» **Given problem**
Transcribe the records that follow in their entirety, omitting any pictures.

--- start of The input ---

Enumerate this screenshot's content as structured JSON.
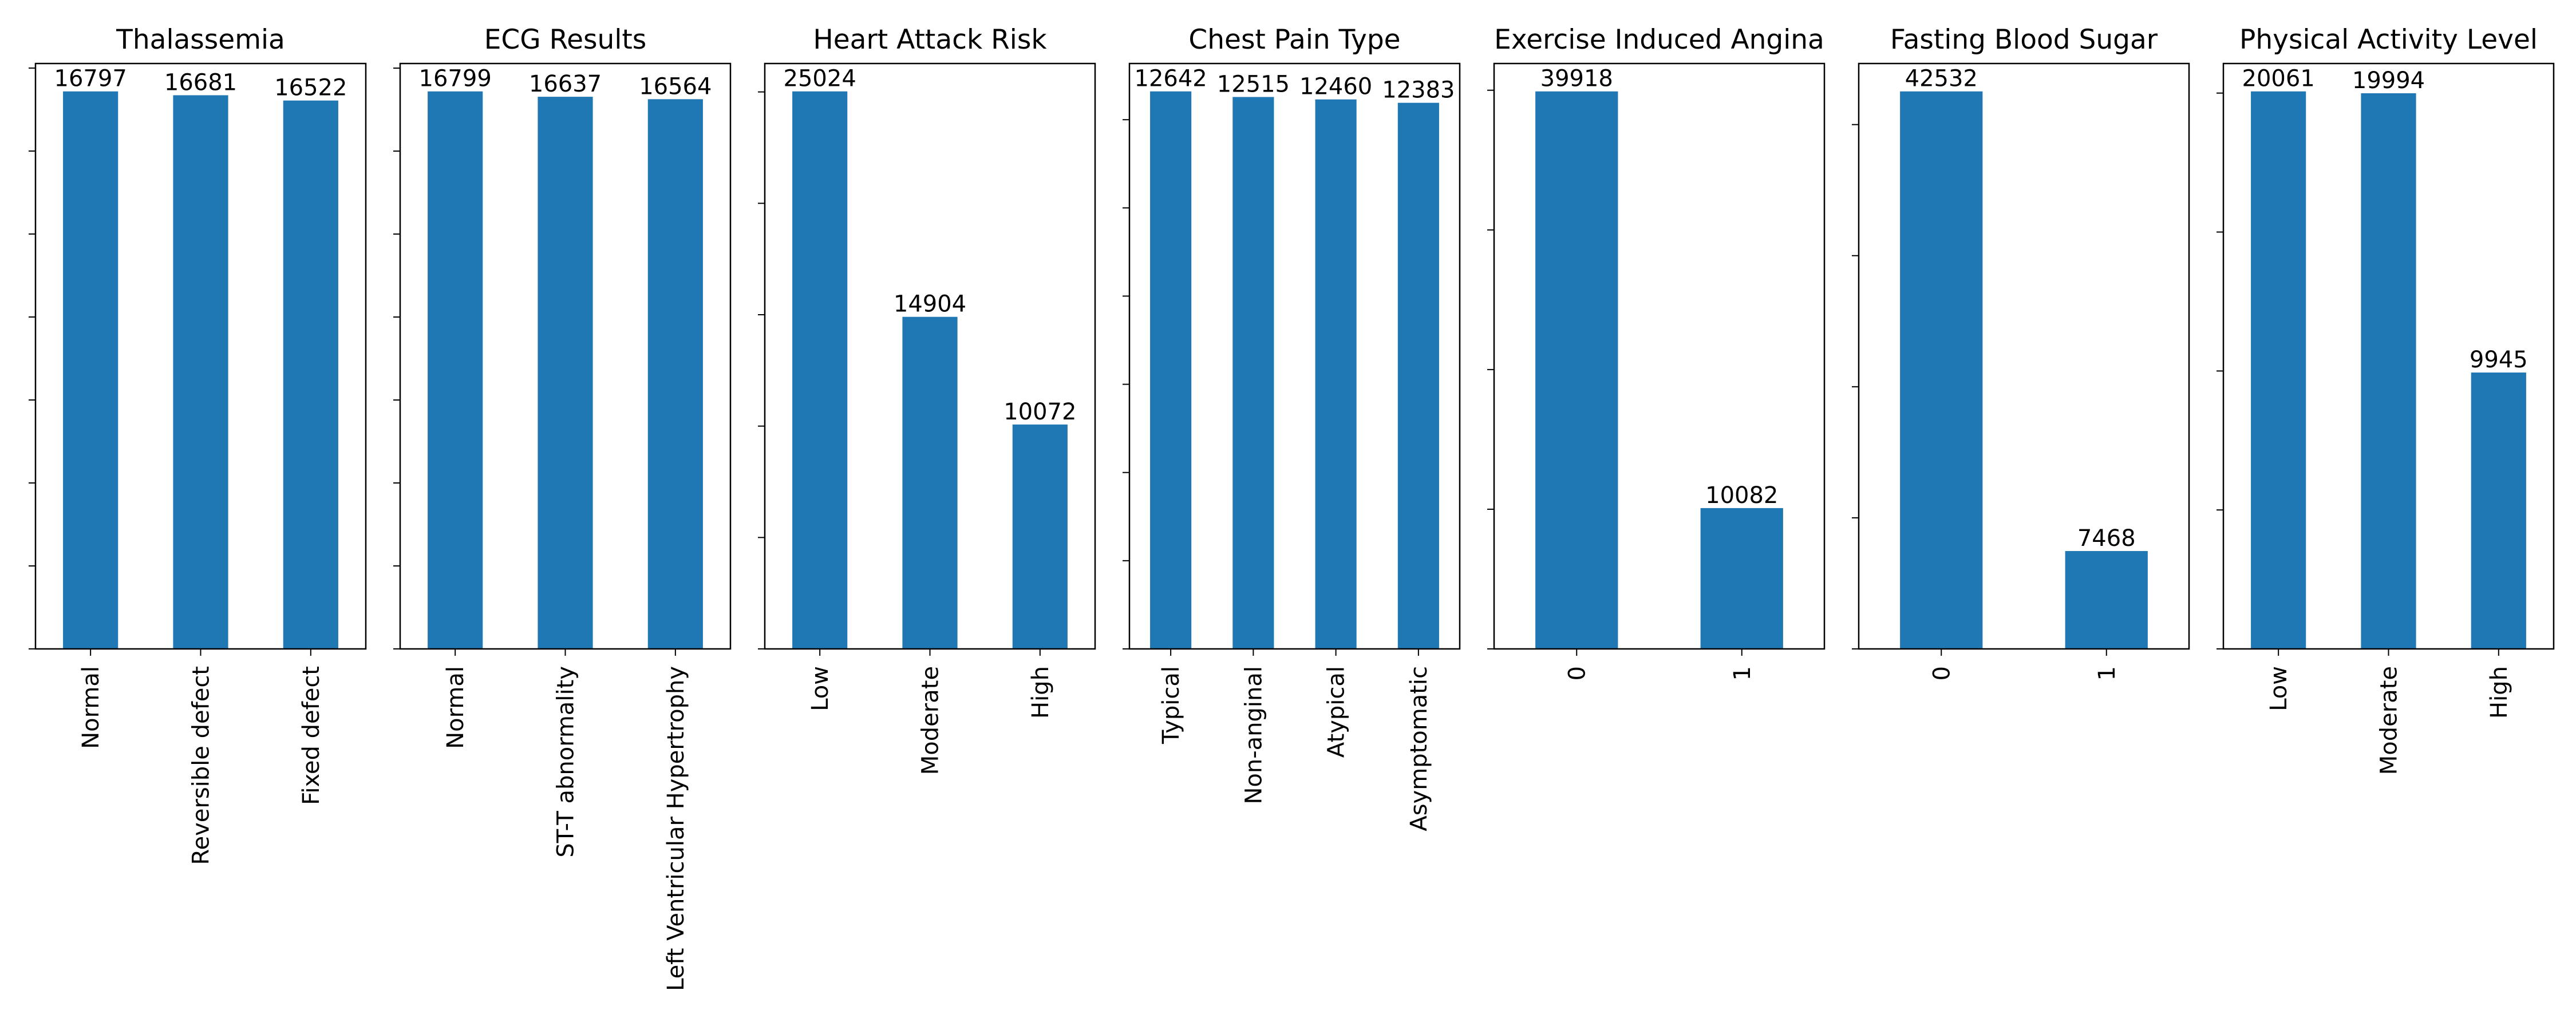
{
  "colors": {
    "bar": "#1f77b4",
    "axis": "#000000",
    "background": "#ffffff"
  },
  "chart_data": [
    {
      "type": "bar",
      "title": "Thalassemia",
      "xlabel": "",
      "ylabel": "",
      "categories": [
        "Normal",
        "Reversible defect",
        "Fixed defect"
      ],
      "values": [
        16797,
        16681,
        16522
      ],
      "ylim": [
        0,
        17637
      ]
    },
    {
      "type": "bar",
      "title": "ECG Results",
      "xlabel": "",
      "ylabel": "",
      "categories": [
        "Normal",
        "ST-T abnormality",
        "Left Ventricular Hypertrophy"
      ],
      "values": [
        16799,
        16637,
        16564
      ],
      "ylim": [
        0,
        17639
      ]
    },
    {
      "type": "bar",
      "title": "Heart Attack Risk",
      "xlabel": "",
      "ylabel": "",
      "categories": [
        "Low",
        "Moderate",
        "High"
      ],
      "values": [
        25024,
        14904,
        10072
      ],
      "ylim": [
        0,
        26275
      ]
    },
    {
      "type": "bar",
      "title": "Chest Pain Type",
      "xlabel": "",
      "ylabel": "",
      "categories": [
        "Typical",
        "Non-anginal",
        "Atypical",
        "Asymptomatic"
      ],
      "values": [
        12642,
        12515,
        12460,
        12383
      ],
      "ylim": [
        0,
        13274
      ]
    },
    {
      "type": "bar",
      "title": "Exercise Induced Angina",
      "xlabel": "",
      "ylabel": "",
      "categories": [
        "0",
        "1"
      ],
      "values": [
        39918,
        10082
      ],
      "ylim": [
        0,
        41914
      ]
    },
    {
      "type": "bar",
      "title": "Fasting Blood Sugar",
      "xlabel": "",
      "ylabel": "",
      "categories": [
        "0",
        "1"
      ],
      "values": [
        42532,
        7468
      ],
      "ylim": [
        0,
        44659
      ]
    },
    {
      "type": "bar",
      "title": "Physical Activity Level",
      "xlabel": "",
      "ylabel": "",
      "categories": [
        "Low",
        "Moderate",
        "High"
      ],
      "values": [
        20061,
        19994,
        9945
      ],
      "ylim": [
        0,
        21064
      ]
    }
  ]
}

--- end of The input ---

» **Reply**
Enumerate this screenshot's content as structured JSON.
{
  "colors": {
    "bar": "#1f77b4",
    "axis": "#000000",
    "background": "#ffffff"
  },
  "chart_data": [
    {
      "type": "bar",
      "title": "Thalassemia",
      "xlabel": "",
      "ylabel": "",
      "categories": [
        "Normal",
        "Reversible defect",
        "Fixed defect"
      ],
      "values": [
        16797,
        16681,
        16522
      ],
      "ylim": [
        0,
        17637
      ]
    },
    {
      "type": "bar",
      "title": "ECG Results",
      "xlabel": "",
      "ylabel": "",
      "categories": [
        "Normal",
        "ST-T abnormality",
        "Left Ventricular Hypertrophy"
      ],
      "values": [
        16799,
        16637,
        16564
      ],
      "ylim": [
        0,
        17639
      ]
    },
    {
      "type": "bar",
      "title": "Heart Attack Risk",
      "xlabel": "",
      "ylabel": "",
      "categories": [
        "Low",
        "Moderate",
        "High"
      ],
      "values": [
        25024,
        14904,
        10072
      ],
      "ylim": [
        0,
        26275
      ]
    },
    {
      "type": "bar",
      "title": "Chest Pain Type",
      "xlabel": "",
      "ylabel": "",
      "categories": [
        "Typical",
        "Non-anginal",
        "Atypical",
        "Asymptomatic"
      ],
      "values": [
        12642,
        12515,
        12460,
        12383
      ],
      "ylim": [
        0,
        13274
      ]
    },
    {
      "type": "bar",
      "title": "Exercise Induced Angina",
      "xlabel": "",
      "ylabel": "",
      "categories": [
        "0",
        "1"
      ],
      "values": [
        39918,
        10082
      ],
      "ylim": [
        0,
        41914
      ]
    },
    {
      "type": "bar",
      "title": "Fasting Blood Sugar",
      "xlabel": "",
      "ylabel": "",
      "categories": [
        "0",
        "1"
      ],
      "values": [
        42532,
        7468
      ],
      "ylim": [
        0,
        44659
      ]
    },
    {
      "type": "bar",
      "title": "Physical Activity Level",
      "xlabel": "",
      "ylabel": "",
      "categories": [
        "Low",
        "Moderate",
        "High"
      ],
      "values": [
        20061,
        19994,
        9945
      ],
      "ylim": [
        0,
        21064
      ]
    }
  ]
}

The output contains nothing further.